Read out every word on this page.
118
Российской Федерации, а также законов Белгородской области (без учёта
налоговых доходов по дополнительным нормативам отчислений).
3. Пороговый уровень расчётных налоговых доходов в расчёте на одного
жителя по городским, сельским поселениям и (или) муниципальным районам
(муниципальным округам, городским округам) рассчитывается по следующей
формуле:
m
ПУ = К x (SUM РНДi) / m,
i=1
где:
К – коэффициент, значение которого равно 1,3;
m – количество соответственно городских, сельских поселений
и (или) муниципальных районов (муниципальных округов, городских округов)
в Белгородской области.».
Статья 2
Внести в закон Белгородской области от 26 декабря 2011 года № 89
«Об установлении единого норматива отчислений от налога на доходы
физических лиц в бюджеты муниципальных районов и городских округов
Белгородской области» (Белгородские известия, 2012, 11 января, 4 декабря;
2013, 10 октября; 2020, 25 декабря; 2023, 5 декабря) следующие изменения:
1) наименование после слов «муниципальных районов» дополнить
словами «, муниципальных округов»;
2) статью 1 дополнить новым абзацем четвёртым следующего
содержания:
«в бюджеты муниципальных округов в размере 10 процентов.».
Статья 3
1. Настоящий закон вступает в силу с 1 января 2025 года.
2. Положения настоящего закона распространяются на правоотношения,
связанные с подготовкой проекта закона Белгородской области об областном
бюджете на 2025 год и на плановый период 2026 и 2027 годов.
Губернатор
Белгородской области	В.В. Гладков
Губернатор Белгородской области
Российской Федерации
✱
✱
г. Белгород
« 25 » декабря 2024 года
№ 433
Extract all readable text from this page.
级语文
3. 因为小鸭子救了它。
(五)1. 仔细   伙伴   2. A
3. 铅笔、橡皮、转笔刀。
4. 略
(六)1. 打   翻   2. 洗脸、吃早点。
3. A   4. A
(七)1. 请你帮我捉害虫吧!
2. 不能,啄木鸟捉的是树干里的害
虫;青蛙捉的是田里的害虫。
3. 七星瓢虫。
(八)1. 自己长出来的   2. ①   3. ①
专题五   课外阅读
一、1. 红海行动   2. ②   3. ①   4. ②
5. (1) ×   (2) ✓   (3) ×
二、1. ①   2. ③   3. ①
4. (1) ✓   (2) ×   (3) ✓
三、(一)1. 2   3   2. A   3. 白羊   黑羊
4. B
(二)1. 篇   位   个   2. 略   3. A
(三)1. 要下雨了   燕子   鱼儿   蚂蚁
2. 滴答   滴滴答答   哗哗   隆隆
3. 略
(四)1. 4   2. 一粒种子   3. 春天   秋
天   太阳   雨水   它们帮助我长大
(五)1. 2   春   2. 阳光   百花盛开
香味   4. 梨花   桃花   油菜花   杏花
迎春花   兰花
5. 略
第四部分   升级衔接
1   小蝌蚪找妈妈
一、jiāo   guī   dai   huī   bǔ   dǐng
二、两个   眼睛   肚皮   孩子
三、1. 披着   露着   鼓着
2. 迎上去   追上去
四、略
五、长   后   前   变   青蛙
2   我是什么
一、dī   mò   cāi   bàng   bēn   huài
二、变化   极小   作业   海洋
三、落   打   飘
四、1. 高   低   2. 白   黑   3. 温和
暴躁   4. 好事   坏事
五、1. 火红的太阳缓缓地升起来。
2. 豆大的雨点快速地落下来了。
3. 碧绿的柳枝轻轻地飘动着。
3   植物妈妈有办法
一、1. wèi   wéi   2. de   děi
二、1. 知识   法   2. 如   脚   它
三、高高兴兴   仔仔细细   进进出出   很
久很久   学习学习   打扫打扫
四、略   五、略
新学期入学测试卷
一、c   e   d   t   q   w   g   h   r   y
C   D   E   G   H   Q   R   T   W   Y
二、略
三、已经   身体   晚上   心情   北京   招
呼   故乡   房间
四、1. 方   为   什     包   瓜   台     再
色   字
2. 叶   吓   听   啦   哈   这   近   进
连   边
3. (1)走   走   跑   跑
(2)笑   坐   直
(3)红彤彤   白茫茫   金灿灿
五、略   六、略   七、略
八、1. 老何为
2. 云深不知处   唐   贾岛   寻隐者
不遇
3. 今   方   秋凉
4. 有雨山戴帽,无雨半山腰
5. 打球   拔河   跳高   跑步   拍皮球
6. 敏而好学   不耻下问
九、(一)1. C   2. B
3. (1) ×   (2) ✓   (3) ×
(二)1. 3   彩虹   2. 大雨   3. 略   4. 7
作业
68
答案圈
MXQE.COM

**YOUR GOAL**
Looking at the records above, report how many lines contain the word "page". Answer with the number only.

**RIGHT ANSWER**
2